→ **Entries provided**:
►

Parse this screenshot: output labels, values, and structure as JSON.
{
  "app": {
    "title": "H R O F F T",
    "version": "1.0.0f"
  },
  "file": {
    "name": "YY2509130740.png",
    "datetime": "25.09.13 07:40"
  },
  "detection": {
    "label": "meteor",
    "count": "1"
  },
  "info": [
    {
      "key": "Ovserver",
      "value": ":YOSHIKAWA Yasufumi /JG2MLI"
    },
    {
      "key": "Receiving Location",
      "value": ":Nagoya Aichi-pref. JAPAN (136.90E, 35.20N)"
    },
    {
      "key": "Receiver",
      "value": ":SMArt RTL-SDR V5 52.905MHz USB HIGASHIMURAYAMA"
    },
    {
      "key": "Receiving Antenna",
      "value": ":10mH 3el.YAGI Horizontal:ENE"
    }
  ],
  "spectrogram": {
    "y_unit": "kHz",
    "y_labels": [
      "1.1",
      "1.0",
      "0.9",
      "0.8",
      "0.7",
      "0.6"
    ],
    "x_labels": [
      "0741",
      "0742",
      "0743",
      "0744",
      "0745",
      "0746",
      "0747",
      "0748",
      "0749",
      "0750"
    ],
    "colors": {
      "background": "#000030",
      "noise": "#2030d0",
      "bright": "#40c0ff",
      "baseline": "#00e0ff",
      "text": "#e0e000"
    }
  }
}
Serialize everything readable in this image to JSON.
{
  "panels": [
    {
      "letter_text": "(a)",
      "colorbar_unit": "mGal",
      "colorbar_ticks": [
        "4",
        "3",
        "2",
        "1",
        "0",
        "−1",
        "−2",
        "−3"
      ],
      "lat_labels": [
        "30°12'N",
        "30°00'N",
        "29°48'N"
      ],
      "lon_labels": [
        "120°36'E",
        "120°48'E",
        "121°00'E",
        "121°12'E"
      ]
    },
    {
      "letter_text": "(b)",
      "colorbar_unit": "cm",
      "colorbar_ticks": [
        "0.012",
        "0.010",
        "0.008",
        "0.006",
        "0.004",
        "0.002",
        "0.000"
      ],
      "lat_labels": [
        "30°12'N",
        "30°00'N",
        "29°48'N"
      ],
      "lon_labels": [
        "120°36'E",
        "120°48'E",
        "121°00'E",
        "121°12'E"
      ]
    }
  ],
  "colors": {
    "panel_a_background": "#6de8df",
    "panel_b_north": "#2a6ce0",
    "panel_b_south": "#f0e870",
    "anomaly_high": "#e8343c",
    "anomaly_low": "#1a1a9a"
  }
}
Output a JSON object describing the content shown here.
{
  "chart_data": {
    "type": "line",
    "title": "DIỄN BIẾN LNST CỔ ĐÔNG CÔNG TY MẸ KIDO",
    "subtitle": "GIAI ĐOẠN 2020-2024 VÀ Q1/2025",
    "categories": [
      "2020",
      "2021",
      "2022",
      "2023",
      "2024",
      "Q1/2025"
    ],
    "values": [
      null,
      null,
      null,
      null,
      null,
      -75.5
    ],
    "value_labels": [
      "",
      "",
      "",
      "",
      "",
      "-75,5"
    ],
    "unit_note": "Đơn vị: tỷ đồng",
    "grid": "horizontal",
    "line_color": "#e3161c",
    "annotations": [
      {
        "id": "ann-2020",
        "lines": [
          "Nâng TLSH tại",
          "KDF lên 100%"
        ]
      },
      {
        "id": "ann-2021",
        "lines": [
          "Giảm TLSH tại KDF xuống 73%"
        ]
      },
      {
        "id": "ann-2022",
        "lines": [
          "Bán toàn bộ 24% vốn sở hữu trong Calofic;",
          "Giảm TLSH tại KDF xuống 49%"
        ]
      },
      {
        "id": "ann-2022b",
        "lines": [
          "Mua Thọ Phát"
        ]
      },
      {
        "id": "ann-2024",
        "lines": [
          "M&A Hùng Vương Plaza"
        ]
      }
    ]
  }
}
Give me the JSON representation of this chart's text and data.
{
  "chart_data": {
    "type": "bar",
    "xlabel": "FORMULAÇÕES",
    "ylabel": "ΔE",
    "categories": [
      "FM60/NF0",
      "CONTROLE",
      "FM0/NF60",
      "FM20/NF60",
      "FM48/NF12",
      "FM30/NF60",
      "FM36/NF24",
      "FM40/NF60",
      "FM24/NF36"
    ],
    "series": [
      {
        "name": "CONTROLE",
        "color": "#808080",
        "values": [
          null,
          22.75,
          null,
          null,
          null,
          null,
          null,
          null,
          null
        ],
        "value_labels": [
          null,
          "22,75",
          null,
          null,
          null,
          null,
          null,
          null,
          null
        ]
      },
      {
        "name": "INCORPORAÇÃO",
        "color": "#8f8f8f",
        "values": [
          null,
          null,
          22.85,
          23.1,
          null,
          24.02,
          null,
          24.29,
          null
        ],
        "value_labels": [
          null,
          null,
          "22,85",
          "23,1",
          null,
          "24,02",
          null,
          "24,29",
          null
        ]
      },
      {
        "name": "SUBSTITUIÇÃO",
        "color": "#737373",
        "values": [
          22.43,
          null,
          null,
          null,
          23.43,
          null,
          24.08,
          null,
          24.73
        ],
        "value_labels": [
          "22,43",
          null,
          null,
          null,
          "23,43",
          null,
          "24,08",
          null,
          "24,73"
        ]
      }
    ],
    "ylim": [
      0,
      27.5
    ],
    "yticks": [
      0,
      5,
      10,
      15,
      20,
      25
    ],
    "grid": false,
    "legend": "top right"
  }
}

◄

→ **Problem description**: Print all of the entries again, exactly as written.

→ **Written response**:
Parse this screenshot: output labels, values, and structure as JSON.
{
  "app": {
    "title": "H R O F F T",
    "version": "1.0.0f"
  },
  "file": {
    "name": "YY2509130740.png",
    "datetime": "25.09.13 07:40"
  },
  "detection": {
    "label": "meteor",
    "count": "1"
  },
  "info": [
    {
      "key": "Ovserver",
      "value": ":YOSHIKAWA Yasufumi /JG2MLI"
    },
    {
      "key": "Receiving Location",
      "value": ":Nagoya Aichi-pref. JAPAN (136.90E, 35.20N)"
    },
    {
      "key": "Receiver",
      "value": ":SMArt RTL-SDR V5 52.905MHz USB HIGASHIMURAYAMA"
    },
    {
      "key": "Receiving Antenna",
      "value": ":10mH 3el.YAGI Horizontal:ENE"
    }
  ],
  "spectrogram": {
    "y_unit": "kHz",
    "y_labels": [
      "1.1",
      "1.0",
      "0.9",
      "0.8",
      "0.7",
      "0.6"
    ],
    "x_labels": [
      "0741",
      "0742",
      "0743",
      "0744",
      "0745",
      "0746",
      "0747",
      "0748",
      "0749",
      "0750"
    ],
    "colors": {
      "background": "#000030",
      "noise": "#2030d0",
      "bright": "#40c0ff",
      "baseline": "#00e0ff",
      "text": "#e0e000"
    }
  }
}
Serialize everything readable in this image to JSON.
{
  "panels": [
    {
      "letter_text": "(a)",
      "colorbar_unit": "mGal",
      "colorbar_ticks": [
        "4",
        "3",
        "2",
        "1",
        "0",
        "−1",
        "−2",
        "−3"
      ],
      "lat_labels": [
        "30°12'N",
        "30°00'N",
        "29°48'N"
      ],
      "lon_labels": [
        "120°36'E",
        "120°48'E",
        "121°00'E",
        "121°12'E"
      ]
    },
    {
      "letter_text": "(b)",
      "colorbar_unit": "cm",
      "colorbar_ticks": [
        "0.012",
        "0.010",
        "0.008",
        "0.006",
        "0.004",
        "0.002",
        "0.000"
      ],
      "lat_labels": [
        "30°12'N",
        "30°00'N",
        "29°48'N"
      ],
      "lon_labels": [
        "120°36'E",
        "120°48'E",
        "121°00'E",
        "121°12'E"
      ]
    }
  ],
  "colors": {
    "panel_a_background": "#6de8df",
    "panel_b_north": "#2a6ce0",
    "panel_b_south": "#f0e870",
    "anomaly_high": "#e8343c",
    "anomaly_low": "#1a1a9a"
  }
}
Output a JSON object describing the content shown here.
{
  "chart_data": {
    "type": "line",
    "title": "DIỄN BIẾN LNST CỔ ĐÔNG CÔNG TY MẸ KIDO",
    "subtitle": "GIAI ĐOẠN 2020-2024 VÀ Q1/2025",
    "categories": [
      "2020",
      "2021",
      "2022",
      "2023",
      "2024",
      "Q1/2025"
    ],
    "values": [
      null,
      null,
      null,
      null,
      null,
      -75.5
    ],
    "value_labels": [
      "",
      "",
      "",
      "",
      "",
      "-75,5"
    ],
    "unit_note": "Đơn vị: tỷ đồng",
    "grid": "horizontal",
    "line_color": "#e3161c",
    "annotations": [
      {
        "id": "ann-2020",
        "lines": [
          "Nâng TLSH tại",
          "KDF lên 100%"
        ]
      },
      {
        "id": "ann-2021",
        "lines": [
          "Giảm TLSH tại KDF xuống 73%"
        ]
      },
      {
        "id": "ann-2022",
        "lines": [
          "Bán toàn bộ 24% vốn sở hữu trong Calofic;",
          "Giảm TLSH tại KDF xuống 49%"
        ]
      },
      {
        "id": "ann-2022b",
        "lines": [
          "Mua Thọ Phát"
        ]
      },
      {
        "id": "ann-2024",
        "lines": [
          "M&A Hùng Vương Plaza"
        ]
      }
    ]
  }
}
Give me the JSON representation of this chart's text and data.
{
  "chart_data": {
    "type": "bar",
    "xlabel": "FORMULAÇÕES",
    "ylabel": "ΔE",
    "categories": [
      "FM60/NF0",
      "CONTROLE",
      "FM0/NF60",
      "FM20/NF60",
      "FM48/NF12",
      "FM30/NF60",
      "FM36/NF24",
      "FM40/NF60",
      "FM24/NF36"
    ],
    "series": [
      {
        "name": "CONTROLE",
        "color": "#808080",
        "values": [
          null,
          22.75,
          null,
          null,
          null,
          null,
          null,
          null,
          null
        ],
        "value_labels": [
          null,
          "22,75",
          null,
          null,
          null,
          null,
          null,
          null,
          null
        ]
      },
      {
        "name": "INCORPORAÇÃO",
        "color": "#8f8f8f",
        "values": [
          null,
          null,
          22.85,
          23.1,
          null,
          24.02,
          null,
          24.29,
          null
        ],
        "value_labels": [
          null,
          null,
          "22,85",
          "23,1",
          null,
          "24,02",
          null,
          "24,29",
          null
        ]
      },
      {
        "name": "SUBSTITUIÇÃO",
        "color": "#737373",
        "values": [
          22.43,
          null,
          null,
          null,
          23.43,
          null,
          24.08,
          null,
          24.73
        ],
        "value_labels": [
          "22,43",
          null,
          null,
          null,
          "23,43",
          null,
          "24,08",
          null,
          "24,73"
        ]
      }
    ],
    "ylim": [
      0,
      27.5
    ],
    "yticks": [
      0,
      5,
      10,
      15,
      20,
      25
    ],
    "grid": false,
    "legend": "top right"
  }
}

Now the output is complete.